-- begin Listed records --
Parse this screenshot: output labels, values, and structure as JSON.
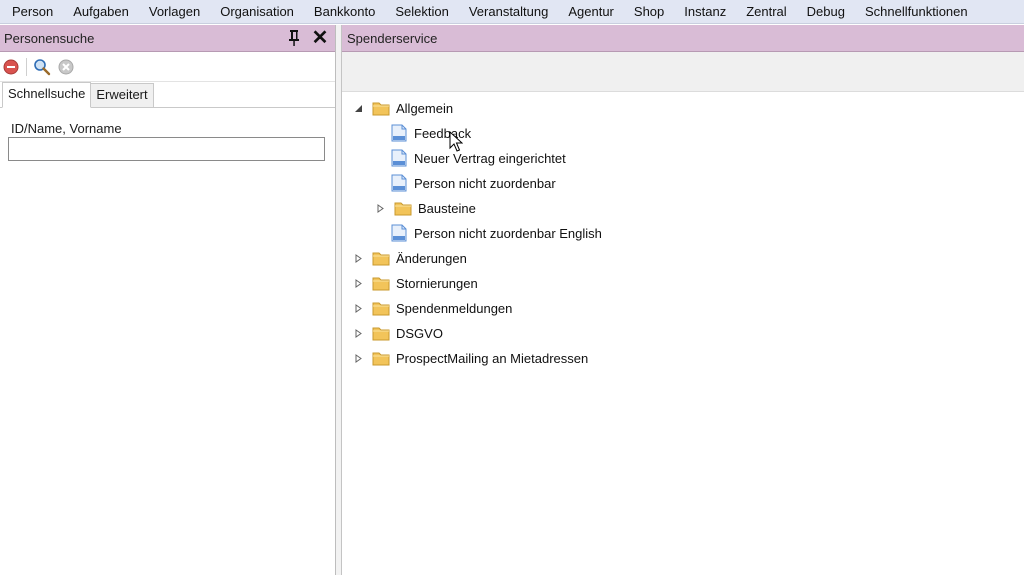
{
  "menu": [
    "Person",
    "Aufgaben",
    "Vorlagen",
    "Organisation",
    "Bankkonto",
    "Selektion",
    "Veranstaltung",
    "Agentur",
    "Shop",
    "Instanz",
    "Zentral",
    "Debug",
    "Schnellfunktionen"
  ],
  "left_panel": {
    "title": "Personensuche",
    "tabs": [
      "Schnellsuche",
      "Erweitert"
    ],
    "field_label": "ID/Name, Vorname",
    "field_value": ""
  },
  "right_panel": {
    "title": "Spenderservice",
    "tree": [
      {
        "label": "Allgemein",
        "type": "folder",
        "expanded": true,
        "level": 0
      },
      {
        "label": "Feedback",
        "type": "document",
        "level": 1
      },
      {
        "label": "Neuer Vertrag eingerichtet",
        "type": "document",
        "level": 1
      },
      {
        "label": "Person nicht zuordenbar",
        "type": "document",
        "level": 1
      },
      {
        "label": "Bausteine",
        "type": "folder",
        "expanded": false,
        "level": 1
      },
      {
        "label": "Person nicht zuordenbar English",
        "type": "document",
        "level": 1
      },
      {
        "label": "Änderungen",
        "type": "folder",
        "expanded": false,
        "level": 0
      },
      {
        "label": "Stornierungen",
        "type": "folder",
        "expanded": false,
        "level": 0
      },
      {
        "label": "Spendenmeldungen",
        "type": "folder",
        "expanded": false,
        "level": 0
      },
      {
        "label": "DSGVO",
        "type": "folder",
        "expanded": false,
        "level": 0
      },
      {
        "label": "ProspectMailing an Mietadressen",
        "type": "folder",
        "expanded": false,
        "level": 0
      }
    ]
  },
  "colors": {
    "menubar": "#e1e6f3",
    "panel_header": "#d9bcd6",
    "folder": "#f2c45a",
    "document": "#5b8fd6"
  },
  "icons": {
    "toolbar": [
      "cancel-icon",
      "search-icon",
      "clear-icon"
    ],
    "header": [
      "pin-icon",
      "close-icon"
    ]
  }
}
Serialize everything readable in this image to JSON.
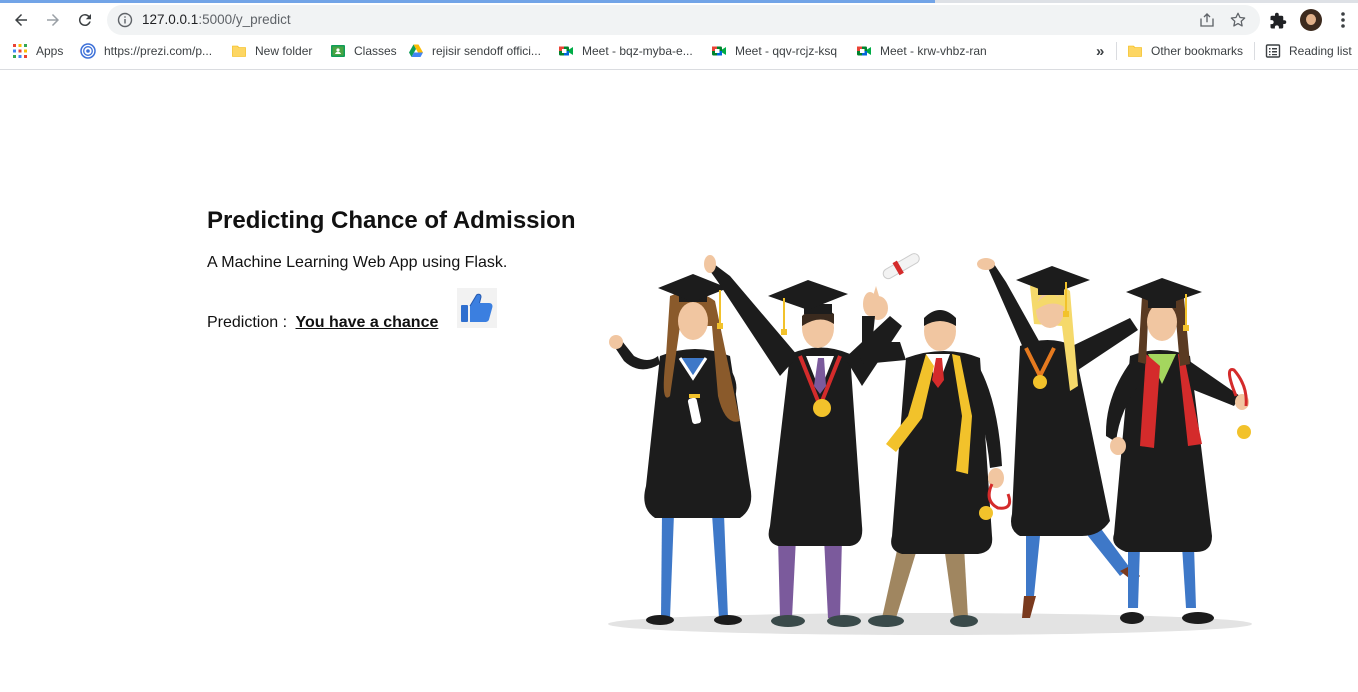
{
  "browser": {
    "url_host": "127.0.0.1",
    "url_path": ":5000/y_predict",
    "bookmarks": [
      {
        "label": "Apps",
        "icon": "apps-grid-icon"
      },
      {
        "label": "https://prezi.com/p...",
        "icon": "prezi-icon"
      },
      {
        "label": "New folder",
        "icon": "folder-icon"
      },
      {
        "label": "Classes",
        "icon": "google-classroom-icon"
      },
      {
        "label": "rejisir sendoff offici...",
        "icon": "google-drive-icon"
      },
      {
        "label": "Meet - bqz-myba-e...",
        "icon": "google-meet-icon"
      },
      {
        "label": "Meet - qqv-rcjz-ksq",
        "icon": "google-meet-icon"
      },
      {
        "label": "Meet - krw-vhbz-ran",
        "icon": "google-meet-icon"
      }
    ],
    "overflow_label": "»",
    "other_bookmarks": "Other bookmarks",
    "reading_list": "Reading list"
  },
  "page": {
    "title": "Predicting Chance of Admission",
    "subtitle": "A Machine Learning Web App using Flask.",
    "prediction_label": "Prediction :",
    "prediction_result": "You have a chance",
    "result_icon": "thumbs-up-icon",
    "illustration": "graduates-celebrating-illustration"
  },
  "colors": {
    "accent": "#1a73e8",
    "thumb_blue": "#2f6fcf",
    "gown": "#1c1c1c",
    "gold": "#f2c22b"
  }
}
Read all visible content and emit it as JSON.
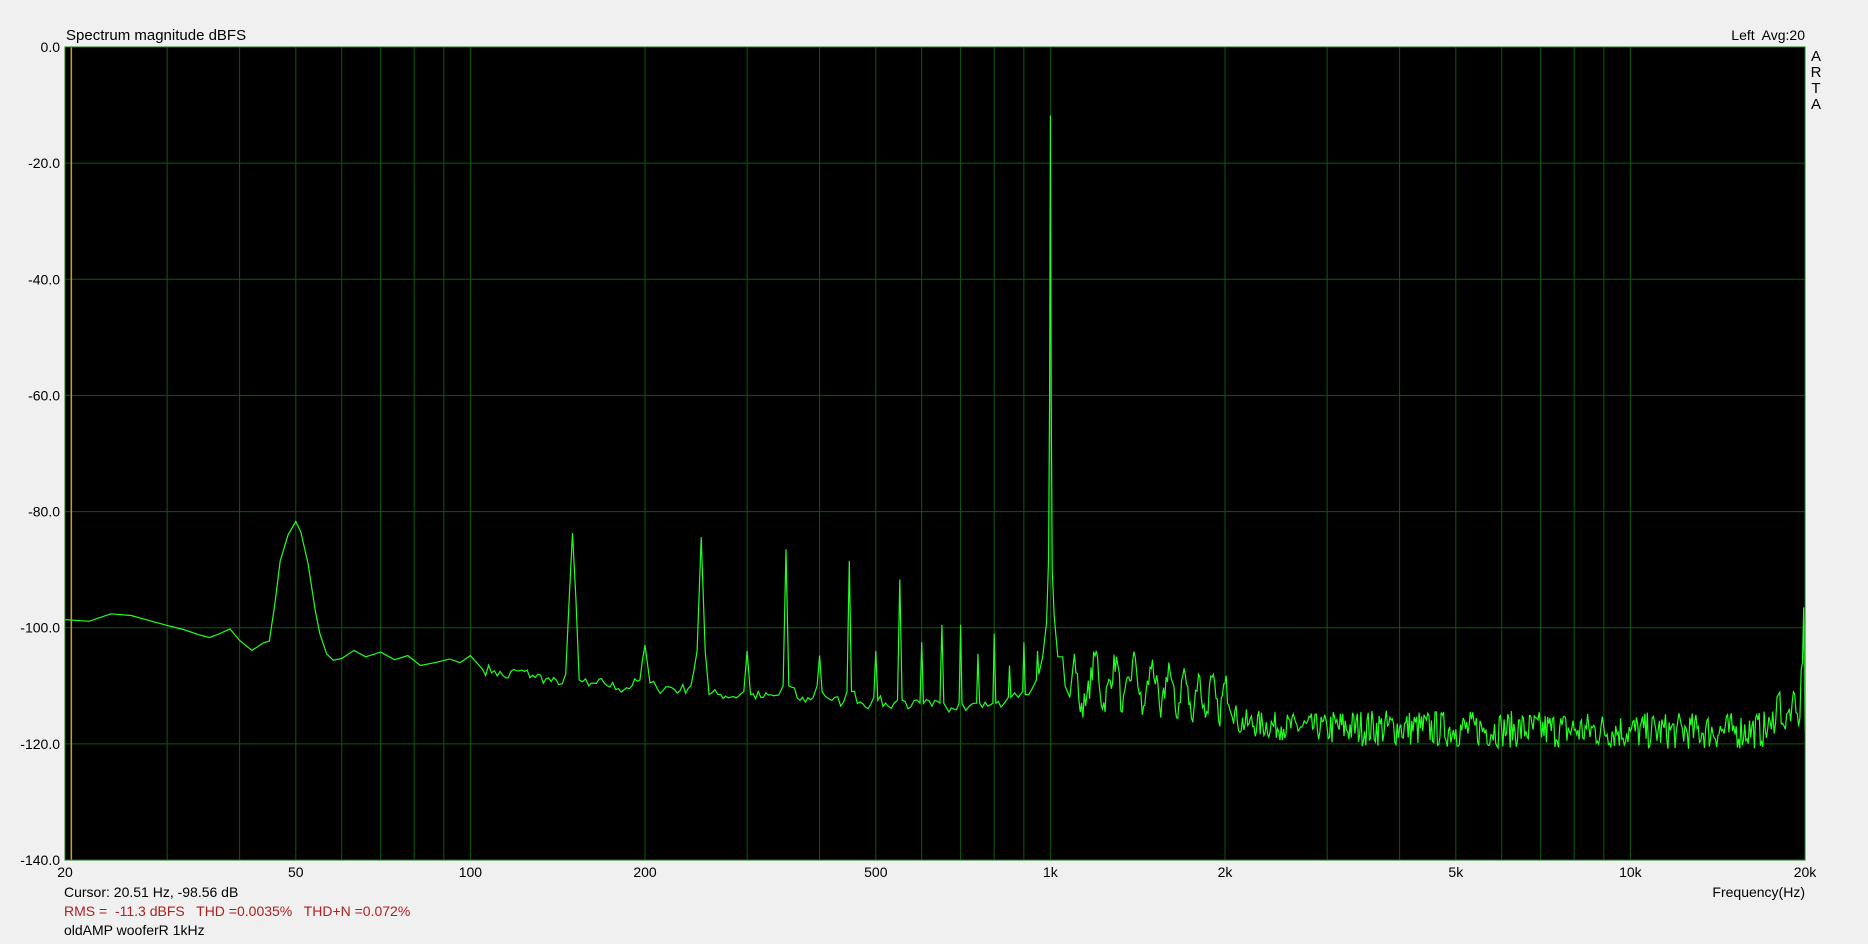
{
  "chart_data": {
    "type": "line",
    "title": "Spectrum magnitude dBFS",
    "channel_label": "Left  Avg:20",
    "vertical_brand": [
      "A",
      "R",
      "T",
      "A"
    ],
    "xlabel": "Frequency(Hz)",
    "ylabel": "",
    "x_scale": "log",
    "xlim": [
      20,
      20000
    ],
    "ylim": [
      -140,
      0
    ],
    "x_ticks": [
      {
        "value": 20,
        "label": "20"
      },
      {
        "value": 50,
        "label": "50"
      },
      {
        "value": 100,
        "label": "100"
      },
      {
        "value": 200,
        "label": "200"
      },
      {
        "value": 500,
        "label": "500"
      },
      {
        "value": 1000,
        "label": "1k"
      },
      {
        "value": 2000,
        "label": "2k"
      },
      {
        "value": 5000,
        "label": "5k"
      },
      {
        "value": 10000,
        "label": "10k"
      },
      {
        "value": 20000,
        "label": "20k"
      }
    ],
    "y_ticks": [
      {
        "value": 0,
        "label": "0.0"
      },
      {
        "value": -20,
        "label": "-20.0"
      },
      {
        "value": -40,
        "label": "-40.0"
      },
      {
        "value": -60,
        "label": "-60.0"
      },
      {
        "value": -80,
        "label": "-80.0"
      },
      {
        "value": -100,
        "label": "-100.0"
      },
      {
        "value": -120,
        "label": "-120.0"
      },
      {
        "value": -140,
        "label": "-140.0"
      }
    ],
    "grid": true,
    "cursor_freq": 20.51,
    "colors": {
      "background": "#000000",
      "grid": "#0c5a0c",
      "trace": "#22ff22",
      "frame": "#1a7a1a",
      "cursor": "#c8a020",
      "stats": "#b02020"
    },
    "series": [
      {
        "color": "#22ff22",
        "points": [
          [
            20,
            -98.6
          ],
          [
            22,
            -98.9
          ],
          [
            24,
            -97.6
          ],
          [
            26,
            -97.9
          ],
          [
            28,
            -98.8
          ],
          [
            30,
            -99.6
          ],
          [
            32,
            -100.3
          ],
          [
            34,
            -101.2
          ],
          [
            35.5,
            -101.7
          ],
          [
            37,
            -101.0
          ],
          [
            38.5,
            -100.2
          ],
          [
            40,
            -102.2
          ],
          [
            42,
            -103.9
          ],
          [
            44,
            -102.6
          ],
          [
            45,
            -102.3
          ],
          [
            46,
            -96.0
          ],
          [
            47,
            -88.5
          ],
          [
            48.5,
            -84.0
          ],
          [
            50,
            -81.7
          ],
          [
            51,
            -83.5
          ],
          [
            52.5,
            -89.0
          ],
          [
            54,
            -97.0
          ],
          [
            55,
            -101.0
          ],
          [
            56.5,
            -104.5
          ],
          [
            58,
            -105.6
          ],
          [
            60,
            -105.3
          ],
          [
            63,
            -103.9
          ],
          [
            66,
            -105.0
          ],
          [
            70,
            -104.2
          ],
          [
            74,
            -105.5
          ],
          [
            78,
            -104.8
          ],
          [
            82,
            -106.5
          ],
          [
            87,
            -106.0
          ],
          [
            92,
            -105.4
          ],
          [
            96,
            -106.0
          ],
          [
            100,
            -104.8
          ],
          [
            105,
            -107.2
          ],
          [
            110,
            -107.4
          ],
          [
            115,
            -108.6
          ],
          [
            120,
            -107.4
          ],
          [
            128,
            -108.2
          ],
          [
            135,
            -108.8
          ],
          [
            142,
            -109.8
          ],
          [
            146,
            -108.0
          ],
          [
            148,
            -95.0
          ],
          [
            150,
            -83.7
          ],
          [
            152,
            -95.0
          ],
          [
            154,
            -109.0
          ],
          [
            160,
            -110.0
          ],
          [
            170,
            -109.5
          ],
          [
            180,
            -110.5
          ],
          [
            190,
            -110.0
          ],
          [
            196,
            -109.0
          ],
          [
            200,
            -103.0
          ],
          [
            204,
            -109.5
          ],
          [
            210,
            -110.5
          ],
          [
            220,
            -110.2
          ],
          [
            230,
            -110.8
          ],
          [
            240,
            -110.0
          ],
          [
            246,
            -104.0
          ],
          [
            250,
            -84.4
          ],
          [
            254,
            -104.0
          ],
          [
            258,
            -111.5
          ],
          [
            270,
            -111.5
          ],
          [
            290,
            -111.8
          ],
          [
            296,
            -111.0
          ],
          [
            300,
            -104.0
          ],
          [
            304,
            -111.5
          ],
          [
            320,
            -112.0
          ],
          [
            340,
            -111.6
          ],
          [
            346,
            -110.0
          ],
          [
            350,
            -86.5
          ],
          [
            354,
            -110.0
          ],
          [
            370,
            -112.5
          ],
          [
            390,
            -112.0
          ],
          [
            396,
            -110.0
          ],
          [
            400,
            -104.8
          ],
          [
            404,
            -111.0
          ],
          [
            420,
            -112.5
          ],
          [
            440,
            -112.8
          ],
          [
            446,
            -111.0
          ],
          [
            450,
            -88.5
          ],
          [
            454,
            -111.0
          ],
          [
            470,
            -112.8
          ],
          [
            490,
            -113.2
          ],
          [
            496,
            -112.0
          ],
          [
            500,
            -104.0
          ],
          [
            504,
            -112.5
          ],
          [
            525,
            -113.5
          ],
          [
            545,
            -112.5
          ],
          [
            550,
            -91.7
          ],
          [
            555,
            -112.5
          ],
          [
            575,
            -113.6
          ],
          [
            596,
            -113.0
          ],
          [
            600,
            -102.5
          ],
          [
            604,
            -113.0
          ],
          [
            625,
            -113.5
          ],
          [
            645,
            -113.0
          ],
          [
            650,
            -99.5
          ],
          [
            655,
            -113.0
          ],
          [
            675,
            -113.8
          ],
          [
            696,
            -113.0
          ],
          [
            700,
            -99.5
          ],
          [
            704,
            -113.0
          ],
          [
            725,
            -113.5
          ],
          [
            746,
            -113.0
          ],
          [
            750,
            -104.5
          ],
          [
            755,
            -113.0
          ],
          [
            780,
            -113.5
          ],
          [
            796,
            -113.0
          ],
          [
            800,
            -101.0
          ],
          [
            805,
            -113.0
          ],
          [
            830,
            -113.2
          ],
          [
            846,
            -112.0
          ],
          [
            850,
            -106.5
          ],
          [
            855,
            -112.0
          ],
          [
            880,
            -112.0
          ],
          [
            896,
            -111.0
          ],
          [
            900,
            -102.5
          ],
          [
            905,
            -111.5
          ],
          [
            930,
            -110.5
          ],
          [
            946,
            -109.0
          ],
          [
            950,
            -104.0
          ],
          [
            955,
            -108.0
          ],
          [
            970,
            -105.0
          ],
          [
            985,
            -99.0
          ],
          [
            993,
            -88.0
          ],
          [
            997,
            -60.0
          ],
          [
            1000,
            -11.8
          ],
          [
            1003,
            -60.0
          ],
          [
            1007,
            -90.0
          ],
          [
            1015,
            -98.0
          ],
          [
            1030,
            -105.0
          ],
          [
            1050,
            -105.0
          ],
          [
            1060,
            -110.0
          ],
          [
            1080,
            -112.0
          ],
          [
            1100,
            -104.5
          ],
          [
            1120,
            -112.5
          ],
          [
            1150,
            -113.5
          ],
          [
            1200,
            -104.0
          ],
          [
            1230,
            -114.0
          ],
          [
            1300,
            -105.0
          ],
          [
            1330,
            -114.5
          ],
          [
            1400,
            -105.0
          ],
          [
            1440,
            -115.0
          ],
          [
            1500,
            -105.5
          ],
          [
            1550,
            -115.5
          ],
          [
            1600,
            -106.0
          ],
          [
            1650,
            -115.5
          ],
          [
            1700,
            -107.0
          ],
          [
            1750,
            -115.5
          ],
          [
            1800,
            -108.0
          ],
          [
            1850,
            -115.5
          ],
          [
            1900,
            -108.5
          ],
          [
            1950,
            -116.0
          ],
          [
            2000,
            -109.5
          ],
          [
            2100,
            -116.2
          ],
          [
            2200,
            -116.5
          ],
          [
            2500,
            -117.0
          ],
          [
            3000,
            -117.2
          ],
          [
            4000,
            -117.2
          ],
          [
            5000,
            -117.5
          ],
          [
            6000,
            -117.5
          ],
          [
            8000,
            -117.6
          ],
          [
            10000,
            -117.8
          ],
          [
            12000,
            -117.8
          ],
          [
            15000,
            -117.8
          ],
          [
            17500,
            -117.5
          ],
          [
            18000,
            -111.5
          ],
          [
            18500,
            -117.5
          ],
          [
            19000,
            -113.0
          ],
          [
            19500,
            -117.0
          ],
          [
            19800,
            -106.0
          ],
          [
            19900,
            -96.5
          ],
          [
            20000,
            -118.0
          ]
        ]
      }
    ]
  },
  "info": {
    "cursor": "Cursor: 20.51 Hz, -98.56 dB",
    "stats": "RMS =  -11.3 dBFS   THD =0.0035%   THD+N =0.072%",
    "name": "oldAMP wooferR 1kHz"
  }
}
-- end Listed records --
▸ Exercise aim
Where a line contains the string "grid", extract that line.

▸ Answer in full
        "icon": "apps-grid-icon"
    "grid": true,
      "grid": "#0c5a0c",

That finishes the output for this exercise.